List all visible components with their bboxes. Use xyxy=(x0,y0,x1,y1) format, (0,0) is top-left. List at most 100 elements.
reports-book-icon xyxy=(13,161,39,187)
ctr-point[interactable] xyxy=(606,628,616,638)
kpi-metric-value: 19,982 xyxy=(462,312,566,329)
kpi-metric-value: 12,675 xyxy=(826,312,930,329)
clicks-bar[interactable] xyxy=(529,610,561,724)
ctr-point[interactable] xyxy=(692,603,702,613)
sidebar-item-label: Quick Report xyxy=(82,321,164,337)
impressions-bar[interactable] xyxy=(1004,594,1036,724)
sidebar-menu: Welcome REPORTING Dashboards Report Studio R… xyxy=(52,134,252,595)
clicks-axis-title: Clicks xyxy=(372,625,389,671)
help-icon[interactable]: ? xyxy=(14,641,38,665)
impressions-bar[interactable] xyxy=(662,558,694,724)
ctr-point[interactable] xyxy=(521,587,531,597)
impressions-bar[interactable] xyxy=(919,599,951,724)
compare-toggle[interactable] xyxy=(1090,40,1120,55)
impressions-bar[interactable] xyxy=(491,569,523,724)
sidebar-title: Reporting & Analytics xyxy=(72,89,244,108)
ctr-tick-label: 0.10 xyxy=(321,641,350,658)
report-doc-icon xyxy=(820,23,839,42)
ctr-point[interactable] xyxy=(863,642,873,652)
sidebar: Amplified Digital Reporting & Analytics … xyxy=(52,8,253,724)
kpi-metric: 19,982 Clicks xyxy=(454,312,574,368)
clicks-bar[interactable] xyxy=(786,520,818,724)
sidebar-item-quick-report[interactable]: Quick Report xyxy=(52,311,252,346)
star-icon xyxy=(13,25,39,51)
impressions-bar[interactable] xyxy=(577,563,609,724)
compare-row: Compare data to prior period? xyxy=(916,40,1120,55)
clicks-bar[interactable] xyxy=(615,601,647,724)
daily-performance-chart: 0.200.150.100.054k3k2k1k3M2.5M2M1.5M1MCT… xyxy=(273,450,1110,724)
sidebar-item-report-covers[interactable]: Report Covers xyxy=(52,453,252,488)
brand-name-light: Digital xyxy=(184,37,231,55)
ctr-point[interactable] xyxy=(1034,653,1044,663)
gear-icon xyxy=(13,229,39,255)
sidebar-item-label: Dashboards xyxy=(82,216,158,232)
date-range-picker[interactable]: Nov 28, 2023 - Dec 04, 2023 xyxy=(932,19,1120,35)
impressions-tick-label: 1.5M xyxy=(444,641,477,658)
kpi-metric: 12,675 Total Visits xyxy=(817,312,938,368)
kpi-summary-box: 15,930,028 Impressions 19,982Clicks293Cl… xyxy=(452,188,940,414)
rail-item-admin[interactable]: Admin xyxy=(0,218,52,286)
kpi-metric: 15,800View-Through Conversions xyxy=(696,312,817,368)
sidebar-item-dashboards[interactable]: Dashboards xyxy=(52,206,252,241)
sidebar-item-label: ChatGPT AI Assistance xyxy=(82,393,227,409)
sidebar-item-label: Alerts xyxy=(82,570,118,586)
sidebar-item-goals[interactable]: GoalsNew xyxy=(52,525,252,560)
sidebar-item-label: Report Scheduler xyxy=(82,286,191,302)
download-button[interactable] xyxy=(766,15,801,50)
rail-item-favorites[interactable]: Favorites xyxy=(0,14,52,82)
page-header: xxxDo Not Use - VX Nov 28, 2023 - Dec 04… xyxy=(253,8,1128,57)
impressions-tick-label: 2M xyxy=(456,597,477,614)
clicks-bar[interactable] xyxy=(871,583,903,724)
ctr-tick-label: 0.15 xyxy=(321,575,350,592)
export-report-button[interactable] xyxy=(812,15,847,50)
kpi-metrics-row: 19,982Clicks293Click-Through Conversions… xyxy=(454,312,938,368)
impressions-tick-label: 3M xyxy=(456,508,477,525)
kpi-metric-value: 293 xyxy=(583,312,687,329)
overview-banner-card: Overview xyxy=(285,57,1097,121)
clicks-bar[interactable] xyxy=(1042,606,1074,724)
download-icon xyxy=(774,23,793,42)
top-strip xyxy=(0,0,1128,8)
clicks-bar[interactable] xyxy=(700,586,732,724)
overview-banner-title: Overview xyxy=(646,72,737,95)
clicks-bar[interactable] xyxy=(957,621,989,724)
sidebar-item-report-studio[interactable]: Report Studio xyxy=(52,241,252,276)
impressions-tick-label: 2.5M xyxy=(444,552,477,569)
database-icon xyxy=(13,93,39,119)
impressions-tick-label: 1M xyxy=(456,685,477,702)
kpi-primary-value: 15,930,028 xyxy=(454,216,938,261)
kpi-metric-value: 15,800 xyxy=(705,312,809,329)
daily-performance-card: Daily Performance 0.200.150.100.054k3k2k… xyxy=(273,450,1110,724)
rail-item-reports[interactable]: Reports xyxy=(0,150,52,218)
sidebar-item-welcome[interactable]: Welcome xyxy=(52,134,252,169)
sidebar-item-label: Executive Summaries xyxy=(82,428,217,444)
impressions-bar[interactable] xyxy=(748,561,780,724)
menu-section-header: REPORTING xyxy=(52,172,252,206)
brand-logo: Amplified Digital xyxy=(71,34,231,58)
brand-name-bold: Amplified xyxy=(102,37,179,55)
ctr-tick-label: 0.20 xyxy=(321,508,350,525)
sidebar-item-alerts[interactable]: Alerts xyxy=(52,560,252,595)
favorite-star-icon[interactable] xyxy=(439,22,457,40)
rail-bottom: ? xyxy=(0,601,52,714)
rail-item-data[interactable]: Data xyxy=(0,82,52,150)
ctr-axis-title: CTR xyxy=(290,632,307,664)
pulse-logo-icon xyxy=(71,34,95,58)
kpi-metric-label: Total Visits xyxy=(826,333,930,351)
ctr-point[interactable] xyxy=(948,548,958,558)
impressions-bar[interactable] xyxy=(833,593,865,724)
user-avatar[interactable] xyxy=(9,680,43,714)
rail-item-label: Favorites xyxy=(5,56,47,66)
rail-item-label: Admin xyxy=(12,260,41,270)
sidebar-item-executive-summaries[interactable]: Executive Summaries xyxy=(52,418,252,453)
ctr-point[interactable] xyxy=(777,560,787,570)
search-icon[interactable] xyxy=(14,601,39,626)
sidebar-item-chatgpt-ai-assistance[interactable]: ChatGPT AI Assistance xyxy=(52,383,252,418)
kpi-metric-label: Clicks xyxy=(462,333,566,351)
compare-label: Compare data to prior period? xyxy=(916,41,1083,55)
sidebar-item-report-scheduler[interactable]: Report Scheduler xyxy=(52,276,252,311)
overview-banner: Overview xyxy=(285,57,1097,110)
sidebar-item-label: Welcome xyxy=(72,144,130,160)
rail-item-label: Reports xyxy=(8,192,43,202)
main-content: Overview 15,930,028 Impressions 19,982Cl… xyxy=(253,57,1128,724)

**Aim**
Print every record above verbatim, line for line, with no character changed.

**Worked solution**
List all visible components with their bboxes. Use xyxy=(x0,y0,x1,y1) format, (0,0) is top-left. List at most 100 elements.
reports-book-icon xyxy=(13,161,39,187)
ctr-point[interactable] xyxy=(606,628,616,638)
kpi-metric-value: 19,982 xyxy=(462,312,566,329)
kpi-metric-value: 12,675 xyxy=(826,312,930,329)
clicks-bar[interactable] xyxy=(529,610,561,724)
ctr-point[interactable] xyxy=(692,603,702,613)
sidebar-item-label: Quick Report xyxy=(82,321,164,337)
impressions-bar[interactable] xyxy=(1004,594,1036,724)
sidebar-menu: Welcome REPORTING Dashboards Report Studio R… xyxy=(52,134,252,595)
clicks-axis-title: Clicks xyxy=(372,625,389,671)
help-icon[interactable]: ? xyxy=(14,641,38,665)
impressions-bar[interactable] xyxy=(662,558,694,724)
ctr-point[interactable] xyxy=(521,587,531,597)
impressions-bar[interactable] xyxy=(919,599,951,724)
compare-toggle[interactable] xyxy=(1090,40,1120,55)
impressions-bar[interactable] xyxy=(491,569,523,724)
sidebar-title: Reporting & Analytics xyxy=(72,89,244,108)
ctr-tick-label: 0.10 xyxy=(321,641,350,658)
report-doc-icon xyxy=(820,23,839,42)
ctr-point[interactable] xyxy=(863,642,873,652)
sidebar: Amplified Digital Reporting & Analytics … xyxy=(52,8,253,724)
kpi-metric: 19,982 Clicks xyxy=(454,312,574,368)
clicks-bar[interactable] xyxy=(786,520,818,724)
sidebar-item-quick-report[interactable]: Quick Report xyxy=(52,311,252,346)
star-icon xyxy=(13,25,39,51)
impressions-bar[interactable] xyxy=(577,563,609,724)
compare-row: Compare data to prior period? xyxy=(916,40,1120,55)
clicks-bar[interactable] xyxy=(615,601,647,724)
daily-performance-chart: 0.200.150.100.054k3k2k1k3M2.5M2M1.5M1MCT… xyxy=(273,450,1110,724)
sidebar-item-report-covers[interactable]: Report Covers xyxy=(52,453,252,488)
brand-name-light: Digital xyxy=(184,37,231,55)
ctr-point[interactable] xyxy=(1034,653,1044,663)
gear-icon xyxy=(13,229,39,255)
sidebar-item-label: Dashboards xyxy=(82,216,158,232)
date-range-picker[interactable]: Nov 28, 2023 - Dec 04, 2023 xyxy=(932,19,1120,35)
impressions-tick-label: 1.5M xyxy=(444,641,477,658)
kpi-metric: 12,675 Total Visits xyxy=(817,312,938,368)
kpi-summary-box: 15,930,028 Impressions 19,982Clicks293Cl… xyxy=(452,188,940,414)
rail-item-admin[interactable]: Admin xyxy=(0,218,52,286)
kpi-metric: 15,800View-Through Conversions xyxy=(696,312,817,368)
sidebar-item-dashboards[interactable]: Dashboards xyxy=(52,206,252,241)
sidebar-item-label: ChatGPT AI Assistance xyxy=(82,393,227,409)
sidebar-item-label: Alerts xyxy=(82,570,118,586)
sidebar-item-goals[interactable]: GoalsNew xyxy=(52,525,252,560)
sidebar-item-label: Report Scheduler xyxy=(82,286,191,302)
download-button[interactable] xyxy=(766,15,801,50)
rail-item-favorites[interactable]: Favorites xyxy=(0,14,52,82)
page-header: xxxDo Not Use - VX Nov 28, 2023 - Dec 04… xyxy=(253,8,1128,57)
impressions-tick-label: 2M xyxy=(456,597,477,614)
clicks-bar[interactable] xyxy=(871,583,903,724)
ctr-tick-label: 0.15 xyxy=(321,575,350,592)
export-report-button[interactable] xyxy=(812,15,847,50)
kpi-metrics-row: 19,982Clicks293Click-Through Conversions… xyxy=(454,312,938,368)
impressions-tick-label: 3M xyxy=(456,508,477,525)
kpi-metric-value: 293 xyxy=(583,312,687,329)
overview-banner-card: Overview xyxy=(285,57,1097,121)
clicks-bar[interactable] xyxy=(1042,606,1074,724)
download-icon xyxy=(774,23,793,42)
top-strip xyxy=(0,0,1128,8)
clicks-bar[interactable] xyxy=(700,586,732,724)
overview-banner-title: Overview xyxy=(646,72,737,95)
clicks-bar[interactable] xyxy=(957,621,989,724)
sidebar-item-report-studio[interactable]: Report Studio xyxy=(52,241,252,276)
impressions-tick-label: 2.5M xyxy=(444,552,477,569)
database-icon xyxy=(13,93,39,119)
impressions-tick-label: 1M xyxy=(456,685,477,702)
kpi-primary-value: 15,930,028 xyxy=(454,216,938,261)
kpi-metric-value: 15,800 xyxy=(705,312,809,329)
daily-performance-card: Daily Performance 0.200.150.100.054k3k2k… xyxy=(273,450,1110,724)
rail-item-reports[interactable]: Reports xyxy=(0,150,52,218)
sidebar-item-welcome[interactable]: Welcome xyxy=(52,134,252,169)
sidebar-item-label: Executive Summaries xyxy=(82,428,217,444)
impressions-bar[interactable] xyxy=(748,561,780,724)
menu-section-header: REPORTING xyxy=(52,172,252,206)
brand-logo: Amplified Digital xyxy=(71,34,231,58)
brand-name-bold: Amplified xyxy=(102,37,179,55)
ctr-tick-label: 0.20 xyxy=(321,508,350,525)
sidebar-item-alerts[interactable]: Alerts xyxy=(52,560,252,595)
favorite-star-icon[interactable] xyxy=(439,22,457,40)
rail-bottom: ? xyxy=(0,601,52,714)
rail-item-data[interactable]: Data xyxy=(0,82,52,150)
ctr-axis-title: CTR xyxy=(290,632,307,664)
pulse-logo-icon xyxy=(71,34,95,58)
kpi-metric-label: Total Visits xyxy=(826,333,930,351)
ctr-point[interactable] xyxy=(948,548,958,558)
impressions-bar[interactable] xyxy=(833,593,865,724)
user-avatar[interactable] xyxy=(9,680,43,714)
rail-item-label: Favorites xyxy=(5,56,47,66)
rail-item-label: Admin xyxy=(12,260,41,270)
sidebar-item-executive-summaries[interactable]: Executive Summaries xyxy=(52,418,252,453)
ctr-point[interactable] xyxy=(777,560,787,570)
search-icon[interactable] xyxy=(14,601,39,626)
sidebar-item-chatgpt-ai-assistance[interactable]: ChatGPT AI Assistance xyxy=(52,383,252,418)
kpi-metric-label: Clicks xyxy=(462,333,566,351)
compare-label: Compare data to prior period? xyxy=(916,41,1083,55)
sidebar-item-report-scheduler[interactable]: Report Scheduler xyxy=(52,276,252,311)
overview-banner: Overview xyxy=(285,57,1097,110)
sidebar-item-label: Welcome xyxy=(72,144,130,160)
rail-item-label: Reports xyxy=(8,192,43,202)
main-content: Overview 15,930,028 Impressions 19,982Cl… xyxy=(253,57,1128,724)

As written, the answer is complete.